Aim -> Check each line of the material below for "where". Report how many have it, with no other words.

Records from a collection:
## Begin
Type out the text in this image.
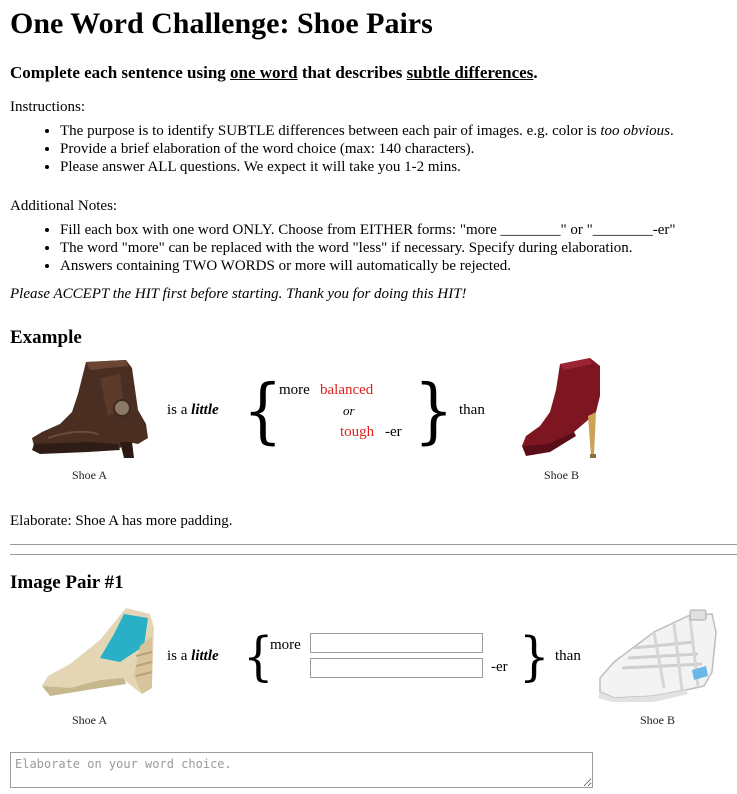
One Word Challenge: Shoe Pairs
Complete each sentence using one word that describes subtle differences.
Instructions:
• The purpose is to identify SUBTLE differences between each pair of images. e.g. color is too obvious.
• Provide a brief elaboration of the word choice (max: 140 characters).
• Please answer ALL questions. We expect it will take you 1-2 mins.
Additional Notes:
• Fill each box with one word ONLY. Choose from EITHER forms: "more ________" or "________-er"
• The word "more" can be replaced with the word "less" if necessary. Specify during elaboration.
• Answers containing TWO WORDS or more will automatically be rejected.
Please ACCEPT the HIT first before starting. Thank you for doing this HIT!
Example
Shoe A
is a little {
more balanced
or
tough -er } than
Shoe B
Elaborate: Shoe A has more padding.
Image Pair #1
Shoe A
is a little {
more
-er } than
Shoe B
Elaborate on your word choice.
## End
## Begin
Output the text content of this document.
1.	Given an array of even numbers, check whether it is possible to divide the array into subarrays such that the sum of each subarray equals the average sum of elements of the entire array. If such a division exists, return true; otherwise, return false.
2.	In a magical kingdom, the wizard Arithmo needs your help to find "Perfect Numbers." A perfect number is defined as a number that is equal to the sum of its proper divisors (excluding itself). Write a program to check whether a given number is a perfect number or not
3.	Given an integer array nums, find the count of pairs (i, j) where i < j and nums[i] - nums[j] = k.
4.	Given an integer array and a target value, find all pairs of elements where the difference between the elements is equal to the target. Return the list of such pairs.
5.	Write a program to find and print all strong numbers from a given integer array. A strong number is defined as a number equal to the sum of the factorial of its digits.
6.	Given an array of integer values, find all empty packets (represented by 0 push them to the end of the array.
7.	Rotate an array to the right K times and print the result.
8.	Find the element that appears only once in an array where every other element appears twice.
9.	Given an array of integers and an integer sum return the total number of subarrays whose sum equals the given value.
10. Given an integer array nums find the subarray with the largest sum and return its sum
## End
Task response -> 3